**What to work on**
Check every line of the material below for the string "title", and return the ones that have it.

**Task material**
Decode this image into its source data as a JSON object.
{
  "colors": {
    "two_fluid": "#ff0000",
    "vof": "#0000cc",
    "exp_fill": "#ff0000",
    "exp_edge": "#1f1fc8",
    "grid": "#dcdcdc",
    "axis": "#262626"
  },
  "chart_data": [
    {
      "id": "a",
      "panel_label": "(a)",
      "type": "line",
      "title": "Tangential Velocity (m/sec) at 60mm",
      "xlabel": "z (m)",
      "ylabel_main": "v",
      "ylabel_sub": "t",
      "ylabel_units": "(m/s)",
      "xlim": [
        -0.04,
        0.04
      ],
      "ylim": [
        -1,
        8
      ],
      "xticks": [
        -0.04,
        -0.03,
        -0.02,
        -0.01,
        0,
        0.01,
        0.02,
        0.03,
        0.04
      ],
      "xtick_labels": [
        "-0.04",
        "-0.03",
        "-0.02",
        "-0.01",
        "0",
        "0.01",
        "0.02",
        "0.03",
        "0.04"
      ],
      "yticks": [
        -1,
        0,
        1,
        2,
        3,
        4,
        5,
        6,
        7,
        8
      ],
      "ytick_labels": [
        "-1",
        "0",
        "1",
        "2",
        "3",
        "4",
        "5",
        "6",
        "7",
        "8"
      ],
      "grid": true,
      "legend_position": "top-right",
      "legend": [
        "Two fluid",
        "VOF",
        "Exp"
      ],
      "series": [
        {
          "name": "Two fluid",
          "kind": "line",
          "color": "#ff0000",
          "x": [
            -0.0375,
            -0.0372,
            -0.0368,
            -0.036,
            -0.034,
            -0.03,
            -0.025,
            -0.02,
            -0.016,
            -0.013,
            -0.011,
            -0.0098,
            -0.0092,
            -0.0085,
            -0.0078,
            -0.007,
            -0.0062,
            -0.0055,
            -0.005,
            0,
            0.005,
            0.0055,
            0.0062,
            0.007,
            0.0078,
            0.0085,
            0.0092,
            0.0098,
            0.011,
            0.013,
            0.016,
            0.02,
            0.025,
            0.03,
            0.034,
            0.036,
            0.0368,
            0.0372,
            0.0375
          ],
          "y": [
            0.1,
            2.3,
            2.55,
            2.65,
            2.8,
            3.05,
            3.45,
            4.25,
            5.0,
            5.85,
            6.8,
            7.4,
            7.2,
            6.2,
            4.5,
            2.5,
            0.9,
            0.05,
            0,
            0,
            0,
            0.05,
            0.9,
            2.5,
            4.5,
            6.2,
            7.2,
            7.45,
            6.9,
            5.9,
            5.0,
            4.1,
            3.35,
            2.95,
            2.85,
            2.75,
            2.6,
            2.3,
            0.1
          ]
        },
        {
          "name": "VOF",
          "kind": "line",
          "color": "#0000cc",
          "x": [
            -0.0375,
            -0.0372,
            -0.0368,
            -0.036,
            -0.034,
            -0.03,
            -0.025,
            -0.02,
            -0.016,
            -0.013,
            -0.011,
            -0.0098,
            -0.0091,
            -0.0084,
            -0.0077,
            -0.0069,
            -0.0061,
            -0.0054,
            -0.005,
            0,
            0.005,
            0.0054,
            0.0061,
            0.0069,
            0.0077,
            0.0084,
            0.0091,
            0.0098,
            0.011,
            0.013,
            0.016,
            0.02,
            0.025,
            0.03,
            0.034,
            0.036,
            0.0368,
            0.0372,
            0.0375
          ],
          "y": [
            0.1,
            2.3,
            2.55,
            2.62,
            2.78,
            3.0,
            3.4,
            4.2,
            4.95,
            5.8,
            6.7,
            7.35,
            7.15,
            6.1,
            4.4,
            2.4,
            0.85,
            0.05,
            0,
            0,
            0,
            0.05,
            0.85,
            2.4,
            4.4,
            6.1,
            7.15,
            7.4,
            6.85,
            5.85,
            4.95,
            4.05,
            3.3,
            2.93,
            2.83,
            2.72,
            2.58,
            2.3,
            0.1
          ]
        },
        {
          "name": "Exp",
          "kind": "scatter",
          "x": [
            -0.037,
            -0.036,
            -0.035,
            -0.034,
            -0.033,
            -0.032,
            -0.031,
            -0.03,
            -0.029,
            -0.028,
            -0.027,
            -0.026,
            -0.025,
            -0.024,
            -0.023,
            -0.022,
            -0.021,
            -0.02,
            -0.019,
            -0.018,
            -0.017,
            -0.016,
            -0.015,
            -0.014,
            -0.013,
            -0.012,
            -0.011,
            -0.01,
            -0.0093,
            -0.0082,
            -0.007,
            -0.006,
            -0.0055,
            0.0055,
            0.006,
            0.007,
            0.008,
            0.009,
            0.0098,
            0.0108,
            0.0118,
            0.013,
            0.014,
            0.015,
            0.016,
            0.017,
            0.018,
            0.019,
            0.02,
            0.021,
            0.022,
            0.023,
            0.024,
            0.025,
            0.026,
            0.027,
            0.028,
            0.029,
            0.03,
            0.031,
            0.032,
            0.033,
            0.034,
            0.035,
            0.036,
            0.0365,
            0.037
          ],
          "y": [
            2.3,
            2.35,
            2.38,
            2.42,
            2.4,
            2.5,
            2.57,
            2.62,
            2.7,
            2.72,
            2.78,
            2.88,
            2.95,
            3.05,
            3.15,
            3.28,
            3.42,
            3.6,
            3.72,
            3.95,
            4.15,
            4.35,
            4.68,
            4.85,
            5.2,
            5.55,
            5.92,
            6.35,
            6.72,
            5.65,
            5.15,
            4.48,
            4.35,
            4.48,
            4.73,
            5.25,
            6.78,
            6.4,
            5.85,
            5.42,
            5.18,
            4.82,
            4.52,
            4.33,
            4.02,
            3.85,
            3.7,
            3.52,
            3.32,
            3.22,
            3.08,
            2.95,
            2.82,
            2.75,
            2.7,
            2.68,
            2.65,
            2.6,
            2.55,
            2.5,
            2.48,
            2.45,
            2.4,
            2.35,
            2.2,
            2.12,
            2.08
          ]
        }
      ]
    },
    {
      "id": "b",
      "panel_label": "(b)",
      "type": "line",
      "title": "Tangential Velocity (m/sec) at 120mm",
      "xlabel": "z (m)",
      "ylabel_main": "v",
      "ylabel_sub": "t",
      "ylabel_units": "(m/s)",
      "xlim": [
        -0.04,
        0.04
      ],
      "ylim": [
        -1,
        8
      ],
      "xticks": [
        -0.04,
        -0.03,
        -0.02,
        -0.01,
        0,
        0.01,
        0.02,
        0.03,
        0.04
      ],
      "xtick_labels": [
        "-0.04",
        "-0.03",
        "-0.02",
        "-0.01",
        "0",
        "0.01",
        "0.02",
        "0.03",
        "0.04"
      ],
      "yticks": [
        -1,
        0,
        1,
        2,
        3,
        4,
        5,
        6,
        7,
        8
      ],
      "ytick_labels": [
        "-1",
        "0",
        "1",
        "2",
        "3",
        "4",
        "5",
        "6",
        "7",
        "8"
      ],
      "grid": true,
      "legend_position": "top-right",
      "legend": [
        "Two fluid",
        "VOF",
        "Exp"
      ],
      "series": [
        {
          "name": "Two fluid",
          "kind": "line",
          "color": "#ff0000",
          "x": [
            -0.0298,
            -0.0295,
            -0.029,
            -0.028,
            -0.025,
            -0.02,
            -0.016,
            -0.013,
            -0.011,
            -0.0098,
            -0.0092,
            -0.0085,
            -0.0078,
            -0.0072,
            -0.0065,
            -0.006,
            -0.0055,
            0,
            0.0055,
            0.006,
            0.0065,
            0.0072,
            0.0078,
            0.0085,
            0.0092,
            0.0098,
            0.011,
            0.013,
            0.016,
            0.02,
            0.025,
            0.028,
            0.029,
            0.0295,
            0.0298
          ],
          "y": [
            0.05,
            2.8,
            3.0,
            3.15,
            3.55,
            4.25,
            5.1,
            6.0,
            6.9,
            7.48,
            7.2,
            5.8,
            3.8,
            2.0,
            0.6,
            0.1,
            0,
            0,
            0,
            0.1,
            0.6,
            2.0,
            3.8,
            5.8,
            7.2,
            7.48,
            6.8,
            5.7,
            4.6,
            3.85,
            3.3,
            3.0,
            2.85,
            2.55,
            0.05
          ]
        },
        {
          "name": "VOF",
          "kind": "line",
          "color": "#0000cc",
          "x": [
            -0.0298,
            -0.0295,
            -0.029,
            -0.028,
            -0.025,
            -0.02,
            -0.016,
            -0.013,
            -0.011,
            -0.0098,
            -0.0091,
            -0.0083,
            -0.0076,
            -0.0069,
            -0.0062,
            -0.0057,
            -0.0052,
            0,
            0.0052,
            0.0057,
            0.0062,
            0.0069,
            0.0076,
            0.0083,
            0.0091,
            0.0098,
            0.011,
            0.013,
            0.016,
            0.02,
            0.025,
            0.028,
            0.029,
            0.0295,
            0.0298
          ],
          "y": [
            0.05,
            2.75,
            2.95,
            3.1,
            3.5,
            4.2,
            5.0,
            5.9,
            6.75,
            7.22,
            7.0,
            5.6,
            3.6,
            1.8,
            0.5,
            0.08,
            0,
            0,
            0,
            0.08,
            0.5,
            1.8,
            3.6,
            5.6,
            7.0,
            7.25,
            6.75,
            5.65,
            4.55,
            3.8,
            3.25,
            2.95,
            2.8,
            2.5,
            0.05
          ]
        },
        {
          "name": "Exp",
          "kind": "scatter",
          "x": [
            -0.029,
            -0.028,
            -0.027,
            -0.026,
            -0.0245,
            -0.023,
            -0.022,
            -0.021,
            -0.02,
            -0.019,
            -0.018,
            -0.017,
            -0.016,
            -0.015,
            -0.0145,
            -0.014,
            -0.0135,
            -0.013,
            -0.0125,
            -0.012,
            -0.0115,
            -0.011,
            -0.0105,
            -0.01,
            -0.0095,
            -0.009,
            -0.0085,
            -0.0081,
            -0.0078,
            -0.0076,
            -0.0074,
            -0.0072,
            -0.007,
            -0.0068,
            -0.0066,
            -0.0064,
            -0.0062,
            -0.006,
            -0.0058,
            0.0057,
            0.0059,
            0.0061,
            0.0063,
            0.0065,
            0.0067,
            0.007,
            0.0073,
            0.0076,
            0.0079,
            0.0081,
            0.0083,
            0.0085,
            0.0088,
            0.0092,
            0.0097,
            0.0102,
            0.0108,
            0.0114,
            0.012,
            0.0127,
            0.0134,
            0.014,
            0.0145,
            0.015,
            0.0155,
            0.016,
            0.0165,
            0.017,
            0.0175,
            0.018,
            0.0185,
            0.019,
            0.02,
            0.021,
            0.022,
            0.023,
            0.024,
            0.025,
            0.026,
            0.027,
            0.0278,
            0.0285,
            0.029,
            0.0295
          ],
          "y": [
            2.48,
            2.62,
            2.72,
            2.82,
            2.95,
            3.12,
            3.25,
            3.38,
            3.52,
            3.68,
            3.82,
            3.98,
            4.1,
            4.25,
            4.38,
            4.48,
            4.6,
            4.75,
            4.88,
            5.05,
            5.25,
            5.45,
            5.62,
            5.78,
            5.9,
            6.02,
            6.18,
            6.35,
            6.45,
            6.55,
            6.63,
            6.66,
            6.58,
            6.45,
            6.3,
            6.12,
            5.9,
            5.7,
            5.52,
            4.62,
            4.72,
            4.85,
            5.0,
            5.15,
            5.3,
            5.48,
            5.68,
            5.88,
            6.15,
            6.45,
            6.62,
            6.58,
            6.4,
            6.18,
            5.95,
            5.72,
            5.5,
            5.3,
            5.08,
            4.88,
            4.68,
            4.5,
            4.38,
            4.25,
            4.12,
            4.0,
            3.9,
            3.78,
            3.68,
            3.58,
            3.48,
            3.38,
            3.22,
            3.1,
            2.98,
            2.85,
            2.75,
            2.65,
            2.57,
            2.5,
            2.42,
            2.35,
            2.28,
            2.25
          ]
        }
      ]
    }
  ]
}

**Output for this task**
      "title": "Tangential Velocity (m/sec) at 60mm",
      "title": "Tangential Velocity (m/sec) at 120mm",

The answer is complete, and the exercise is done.